Texto de lectura:
****

Pocos recuerdan la historia del Museo de Ciencias Naturales de La Plata, único
en el mundo en ese rubro siniestro, donde durante mucho tiempo se exhibieron
restos de los indígenas asesinados durante la llamada Campaña del Desierto.
Incluso sucedió que algunos de estos indígenas trabajaron como peones de
limpieza en el mismo museo, y cuando morían, sus cuerpos eran enviados a la
Facultad de Medicina para que les sacasen el cerebro, el pelo, los huesos y
luego los restos volvían al museo, como piezas de exhibición…
Lo ocurrido con dicho museo es ilustrativo de cómo la
generación del 80, fundadora de la Argentina moderna, leyó la cuestión indígena
en nuestro país: los indígenas no eran considerados seres humanos, sino
ejemplares de una raza primitiva e inferior, que debían ser estudiados
“científicamente” (medicina y antropología aparecían articuladas), y exhibidos
como “reliquias”, junto con parte de sus enseres, en una vitrina del museo.
Por otro lado, luego de la llamada Campaña del Desierto,
muchos indígenas fueron deportados a la isla Martín García, donde no pocos
murieron de viruela, sin atención médica. También hubo quienes fueron
entregados a familias de Buenos Aires y La Plata. El Estado argentino, de la
mano del Ejército, inauguraba así el siniestro método de la “apropiación”:
separados violentamente de sus familias, mujeres y niños eran entregados a
familias blancas donde terminaban trabajando de por vida como personal
doméstico. Aunque no hay continuidades lineales, esto nos lleva a reflexionar
sobre la actualización de ciertas metodologías siniestras de exterminio (la
apropiación, en clave de memoria larga), aplicadas primero sobre los indígenas
y, un siglo después, sobre los hijos de desaparecidos durante los años de
plomo.
La política de restitución de restos se desarrolla en el
marco de la ley nacional 25.517, de 2001. En uno de sus artículos, la norma
establece que “los restos mortales de aborígenes, cualesquiera fuese su
característica étnica, que formen parte de museos y/o colecciones públicas y
privadas deberán ser puestos a disposición de los pueblos indígenas y/o
comunidades de pertenencia que lo reclamen”.
Dicha política nos dispara interrogantes no sólo acerca de
la relación perturbadora entre ciencia, genocidio y poder, sino también sobre
el lugar que los pueblos originarios tienen hoy en la nación argentina y las
pesadas deudas que el Estado argentino acumula para con éstos. Una pregunta
inquietante que coincide con el retorno de la memoria larga, ya que nuevamente
los pueblos originarios aparecen instalados en territorios valorizados por el
capital: se trate de la megaminería, la soja, el petróleo, represas o
megaemprendimientos turísticos.

****

(Elementos de datos)
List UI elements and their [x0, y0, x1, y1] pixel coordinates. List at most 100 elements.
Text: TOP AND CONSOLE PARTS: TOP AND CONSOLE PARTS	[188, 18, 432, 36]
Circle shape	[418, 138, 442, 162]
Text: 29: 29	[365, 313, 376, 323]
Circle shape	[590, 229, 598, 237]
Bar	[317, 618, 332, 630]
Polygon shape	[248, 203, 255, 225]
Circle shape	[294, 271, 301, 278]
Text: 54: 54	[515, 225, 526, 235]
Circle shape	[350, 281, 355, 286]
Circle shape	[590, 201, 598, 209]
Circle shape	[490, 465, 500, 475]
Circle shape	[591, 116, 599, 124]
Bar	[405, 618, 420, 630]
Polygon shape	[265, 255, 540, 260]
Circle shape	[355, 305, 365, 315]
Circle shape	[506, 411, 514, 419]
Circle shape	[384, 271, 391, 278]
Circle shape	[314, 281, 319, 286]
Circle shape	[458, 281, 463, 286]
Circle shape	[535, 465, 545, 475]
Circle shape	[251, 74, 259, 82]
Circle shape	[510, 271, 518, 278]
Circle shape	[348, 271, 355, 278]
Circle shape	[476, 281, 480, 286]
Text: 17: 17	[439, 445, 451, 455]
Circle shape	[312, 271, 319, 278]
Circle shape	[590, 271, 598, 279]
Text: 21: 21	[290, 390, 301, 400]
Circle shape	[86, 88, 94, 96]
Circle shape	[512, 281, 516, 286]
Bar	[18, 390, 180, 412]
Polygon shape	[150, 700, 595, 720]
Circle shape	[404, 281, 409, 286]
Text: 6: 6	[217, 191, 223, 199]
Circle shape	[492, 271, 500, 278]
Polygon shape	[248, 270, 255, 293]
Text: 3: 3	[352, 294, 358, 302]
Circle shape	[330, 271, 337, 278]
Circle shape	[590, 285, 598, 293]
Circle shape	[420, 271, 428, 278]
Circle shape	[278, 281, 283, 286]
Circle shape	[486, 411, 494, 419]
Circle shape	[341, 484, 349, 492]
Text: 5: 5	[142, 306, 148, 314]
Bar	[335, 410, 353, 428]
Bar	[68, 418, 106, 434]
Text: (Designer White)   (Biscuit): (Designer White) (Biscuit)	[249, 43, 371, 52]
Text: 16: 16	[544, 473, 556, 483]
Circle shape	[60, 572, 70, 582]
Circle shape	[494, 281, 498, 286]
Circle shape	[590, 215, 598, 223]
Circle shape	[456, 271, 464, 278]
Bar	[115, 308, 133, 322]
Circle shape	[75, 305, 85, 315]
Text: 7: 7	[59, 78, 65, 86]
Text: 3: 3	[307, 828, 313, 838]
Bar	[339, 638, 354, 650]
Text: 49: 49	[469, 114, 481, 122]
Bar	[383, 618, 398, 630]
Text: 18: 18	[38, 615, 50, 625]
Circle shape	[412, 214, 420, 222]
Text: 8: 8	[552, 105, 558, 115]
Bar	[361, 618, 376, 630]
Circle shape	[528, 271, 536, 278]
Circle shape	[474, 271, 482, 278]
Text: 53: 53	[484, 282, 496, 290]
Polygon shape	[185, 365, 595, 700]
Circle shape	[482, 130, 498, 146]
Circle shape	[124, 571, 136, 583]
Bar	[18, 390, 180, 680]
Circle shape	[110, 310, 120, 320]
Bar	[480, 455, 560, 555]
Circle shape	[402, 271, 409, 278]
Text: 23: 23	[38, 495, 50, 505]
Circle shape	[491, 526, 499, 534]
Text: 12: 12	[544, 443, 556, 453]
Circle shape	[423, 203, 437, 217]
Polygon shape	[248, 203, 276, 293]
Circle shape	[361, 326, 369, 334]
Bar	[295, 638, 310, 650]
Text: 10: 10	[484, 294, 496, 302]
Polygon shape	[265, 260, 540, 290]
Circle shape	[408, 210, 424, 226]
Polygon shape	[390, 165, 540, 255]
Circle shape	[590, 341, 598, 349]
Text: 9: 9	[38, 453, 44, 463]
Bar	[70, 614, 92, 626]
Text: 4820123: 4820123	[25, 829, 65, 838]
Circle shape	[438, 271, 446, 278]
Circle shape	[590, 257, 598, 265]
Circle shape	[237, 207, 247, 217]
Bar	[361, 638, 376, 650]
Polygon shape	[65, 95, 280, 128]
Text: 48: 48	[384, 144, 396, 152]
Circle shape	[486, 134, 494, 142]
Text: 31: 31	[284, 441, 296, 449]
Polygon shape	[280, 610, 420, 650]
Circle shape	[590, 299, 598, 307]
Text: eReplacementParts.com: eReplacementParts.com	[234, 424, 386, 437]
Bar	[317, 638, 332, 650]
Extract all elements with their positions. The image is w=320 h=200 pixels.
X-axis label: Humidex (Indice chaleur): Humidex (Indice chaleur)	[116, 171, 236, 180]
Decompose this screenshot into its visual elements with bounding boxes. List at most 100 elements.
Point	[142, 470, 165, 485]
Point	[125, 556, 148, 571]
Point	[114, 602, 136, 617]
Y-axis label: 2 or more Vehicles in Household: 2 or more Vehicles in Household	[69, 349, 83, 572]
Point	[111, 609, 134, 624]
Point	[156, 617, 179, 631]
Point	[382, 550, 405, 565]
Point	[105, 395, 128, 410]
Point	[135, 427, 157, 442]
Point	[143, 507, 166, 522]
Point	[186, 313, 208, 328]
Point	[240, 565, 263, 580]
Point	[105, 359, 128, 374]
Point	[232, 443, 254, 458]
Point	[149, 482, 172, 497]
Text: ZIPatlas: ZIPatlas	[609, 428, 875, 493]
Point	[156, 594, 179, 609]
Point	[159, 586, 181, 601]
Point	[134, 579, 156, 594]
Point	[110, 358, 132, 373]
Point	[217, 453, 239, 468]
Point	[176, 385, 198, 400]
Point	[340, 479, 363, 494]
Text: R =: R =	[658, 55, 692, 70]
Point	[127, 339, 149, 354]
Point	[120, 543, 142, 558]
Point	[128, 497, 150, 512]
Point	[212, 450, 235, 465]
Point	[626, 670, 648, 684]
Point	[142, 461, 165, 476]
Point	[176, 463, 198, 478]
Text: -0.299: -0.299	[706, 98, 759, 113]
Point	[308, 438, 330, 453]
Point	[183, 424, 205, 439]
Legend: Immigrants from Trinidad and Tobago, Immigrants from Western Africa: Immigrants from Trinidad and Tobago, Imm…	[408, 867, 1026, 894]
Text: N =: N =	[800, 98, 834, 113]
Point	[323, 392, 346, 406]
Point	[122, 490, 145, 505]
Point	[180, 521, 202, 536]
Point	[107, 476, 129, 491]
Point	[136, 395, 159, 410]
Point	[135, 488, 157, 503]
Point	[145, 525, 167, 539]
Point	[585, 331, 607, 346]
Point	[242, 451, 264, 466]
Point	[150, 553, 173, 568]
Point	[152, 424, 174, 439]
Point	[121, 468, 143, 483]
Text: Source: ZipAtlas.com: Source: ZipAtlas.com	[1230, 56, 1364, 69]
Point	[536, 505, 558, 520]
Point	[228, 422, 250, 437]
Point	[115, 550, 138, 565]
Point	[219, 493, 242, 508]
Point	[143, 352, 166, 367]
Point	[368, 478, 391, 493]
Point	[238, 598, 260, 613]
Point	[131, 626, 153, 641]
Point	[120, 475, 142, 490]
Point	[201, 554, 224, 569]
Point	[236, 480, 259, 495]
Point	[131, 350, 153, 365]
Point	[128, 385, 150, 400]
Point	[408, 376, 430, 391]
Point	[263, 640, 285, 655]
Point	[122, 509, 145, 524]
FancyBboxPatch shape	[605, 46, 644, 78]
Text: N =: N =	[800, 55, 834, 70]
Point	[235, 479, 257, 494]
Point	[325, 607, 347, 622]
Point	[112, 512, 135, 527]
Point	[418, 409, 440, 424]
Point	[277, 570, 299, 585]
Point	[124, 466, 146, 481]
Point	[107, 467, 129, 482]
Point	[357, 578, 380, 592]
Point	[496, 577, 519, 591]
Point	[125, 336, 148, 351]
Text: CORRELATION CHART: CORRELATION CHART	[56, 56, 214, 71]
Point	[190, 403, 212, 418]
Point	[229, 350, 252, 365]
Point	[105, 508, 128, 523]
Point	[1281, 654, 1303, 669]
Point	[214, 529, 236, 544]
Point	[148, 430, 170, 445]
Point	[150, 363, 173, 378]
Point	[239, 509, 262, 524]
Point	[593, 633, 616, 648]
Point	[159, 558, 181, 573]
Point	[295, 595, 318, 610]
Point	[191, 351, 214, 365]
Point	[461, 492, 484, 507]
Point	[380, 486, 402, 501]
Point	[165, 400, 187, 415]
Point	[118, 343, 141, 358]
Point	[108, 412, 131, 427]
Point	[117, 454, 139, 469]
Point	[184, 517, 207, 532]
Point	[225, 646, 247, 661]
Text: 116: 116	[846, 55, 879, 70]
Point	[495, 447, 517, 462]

****

Consigna de trabajo A:
Según el texto sobre el Museo de Ciencias Naturales de La Plata, ¿adónde fueron deportados muchos indígenas después de la llamada Campaña del Desierto?
Consigna de trabajo B:
Por favor, continúa el texto sobre el Museo de Ciencias Naturales de La Plata a partir de su última oración.

Respuesta del ejercicio A:
A la isla Martín García.

Respuesta del ejercicio B:
Perdón. Así,
volviendo a Chubut, el gobernador Martín Buzzi, en el acto de restitución de
los restos del cacique Inayakal, pidió perdón a las comunidades ancestrales
“por los crímenes que el Estado cometió contra ustedes durante la llamada
Conquista del Desierto”. Sin embargo, hace quince días, en medio de una
bochornosa sesión legislativa (en la cual una imagen fotográfica mostró de modo
incontestable el lazo directo entre el voto de los diputados oficialistas y las
compañías mineras), el oficialismo aprobó una ley que abre las puertas a la megaminería
en dicha provincia, la cual pretende llevarse a cabo sobre todo en la meseta,
donde residen las comunidades indígenas. Lejos de vetar la ley, aprobada en
condiciones repudiables, tal como exigen vastos sectores de la sociedad
chubutense, el gobernador Buzzi se apresuró a promulgarla, mostrando que más
allá de los discursos grandilocuentes sobre los derechos humanos y los pedidos
de perdón, los grandes negocios entre el Gobierno y compañías transnacionales
continúan siendo lo más importante.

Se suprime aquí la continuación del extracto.